_Task to carry out_:
Can you pull out each line of the data below that includes the word "Display"?

──────── Data extract ────────

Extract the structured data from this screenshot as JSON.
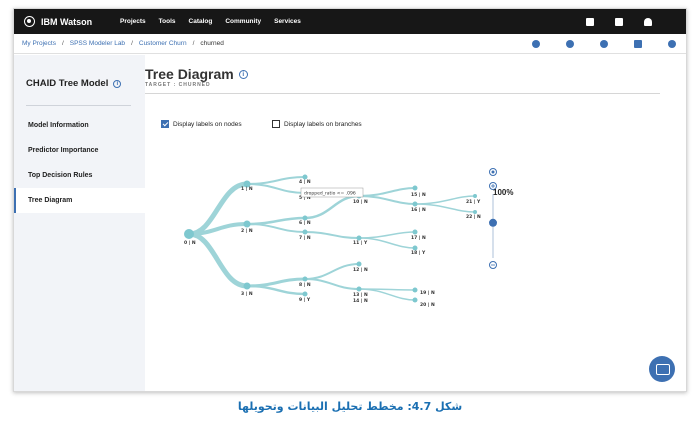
{
  "topbar": {
    "brand": "IBM Watson",
    "nav": [
      "Projects",
      "Tools",
      "Catalog",
      "Community",
      "Services"
    ],
    "icons": [
      "document-icon",
      "grid-icon",
      "bell-icon"
    ]
  },
  "breadcrumb": {
    "items": [
      "My Projects",
      "SPSS Modeler Lab",
      "Customer Churn"
    ],
    "current": "churned",
    "icons": [
      "info-icon",
      "flow-icon",
      "settings-icon",
      "layout-icon",
      "check-icon"
    ]
  },
  "sidebar": {
    "title": "CHAID Tree Model",
    "items": [
      {
        "label": "Model Information",
        "active": false
      },
      {
        "label": "Predictor Importance",
        "active": false
      },
      {
        "label": "Top Decision Rules",
        "active": false
      },
      {
        "label": "Tree Diagram",
        "active": true
      }
    ]
  },
  "main": {
    "title": "Tree Diagram",
    "subtitle": "TARGET : CHURNED",
    "checkbox_nodes": {
      "label": "Display labels on nodes",
      "checked": true
    },
    "checkbox_branches": {
      "label": "Display labels on branches",
      "checked": false
    },
    "tooltip": "dropped_ratio <= .096",
    "zoom": "100%",
    "zoom_level": 0.55,
    "nodes": {
      "n0": "0 | N",
      "n1": "1 | N",
      "n2": "2 | N",
      "n3": "3 | N",
      "n4": "4 | N",
      "n5": "5 | N",
      "n6": "6 | N",
      "n7": "7 | N",
      "n8": "8 | N",
      "n9": "9 | Y",
      "n10": "10 | N",
      "n11": "11 | Y",
      "n12": "12 | N",
      "n13": "13 | N",
      "n14": "14 | N",
      "n15": "15 | N",
      "n16": "16 | N",
      "n17": "17 | N",
      "n18": "18 | Y",
      "n19": "19 | N",
      "n20": "20 | N",
      "n21": "21 | Y",
      "n22": "22 | N"
    }
  },
  "caption": "شكل 4.7: مخطط تحليل البيانات وتحويلها",
  "colors": {
    "topbar": "#171717",
    "accent": "#3d70b2",
    "tree_link": "#9ed4d8",
    "tree_node": "#7ec8cf",
    "caption": "#1a6fb2"
  }
}
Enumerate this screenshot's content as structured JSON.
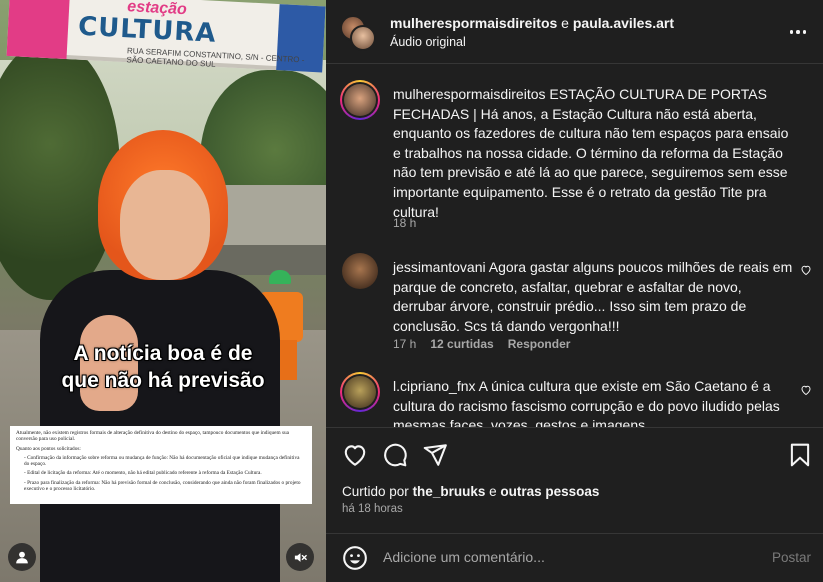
{
  "media": {
    "sign_script": "estação",
    "sign_title": "CULTURA",
    "sign_address": "RUA SERAFIM CONSTANTINO, S/N - CENTRO - SÃO CAETANO DO SUL",
    "overlay_line1": "A notícia boa é de",
    "overlay_line2": "que não há previsão",
    "document": {
      "p1": "Atualmente, não existem registros formais de alteração definitiva do destino do espaço, tampouco documentos que indiquem sua conversão para uso policial.",
      "p2": "Quanto aos pontos solicitados:",
      "items": [
        "- Confirmação da informação sobre reforma ou mudança de função: Não há documentação oficial que indique mudança definitiva do espaço.",
        "- Edital de licitação da reforma: Até o momento, não há edital publicado referente à reforma da Estação Cultura.",
        "- Prazo para finalização da reforma: Não há previsão formal de conclusão, considerando que ainda não foram finalizados o projeto executivo e o processo licitatório."
      ]
    }
  },
  "header": {
    "user1": "mulherespormaisdireitos",
    "conj": "e",
    "user2": "paula.aviles.art",
    "audio": "Áudio original"
  },
  "post": {
    "username": "mulherespormaisdireitos",
    "caption": "ESTAÇÃO CULTURA DE PORTAS FECHADAS | Há anos, a Estação Cultura não está aberta, enquanto os fazedores de cultura não tem espaços para ensaio e trabalhos na nossa cidade. O término da reforma da Estação não tem previsão e até lá ao que parece, seguiremos sem esse importante equipamento. Esse é o retrato da gestão Tite pra cultura!",
    "time": "18 h"
  },
  "comments": [
    {
      "username": "jessimantovani",
      "text": "Agora gastar alguns poucos milhões de reais em parque de concreto, asfaltar, quebrar e asfaltar de novo, derrubar árvore, construir prédio... Isso sim tem prazo de conclusão. Scs tá dando vergonha!!!",
      "time": "17 h",
      "likes": "12 curtidas",
      "reply": "Responder"
    },
    {
      "username": "l.cipriano_fnx",
      "text": "A única cultura que existe em São Caetano é a cultura do racismo fascismo corrupção e do povo iludido pelas mesmas faces ,vozes ,gestos e imagens"
    }
  ],
  "likes": {
    "prefix": "Curtido por",
    "user": "the_bruuks",
    "mid": "e",
    "others": "outras pessoas"
  },
  "time_ago": "há 18 horas",
  "composer": {
    "placeholder": "Adicione um comentário...",
    "post_label": "Postar"
  },
  "colors": {
    "panel_bg": "#1f1f1f",
    "text": "#f5f5f5",
    "secondary": "#a8a8a8",
    "divider": "#363636",
    "hair": "#ff7a2a",
    "sign_pink": "#e23c86",
    "sign_blue": "#1f5a8c"
  },
  "icons": [
    "heart-icon",
    "comment-icon",
    "share-icon",
    "bookmark-icon",
    "emoji-icon",
    "more-icon",
    "user-tag-icon",
    "mute-icon"
  ]
}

────────

_Task answer_:
      "label": "Display labels on nodes",
      "label": "Display labels on branches",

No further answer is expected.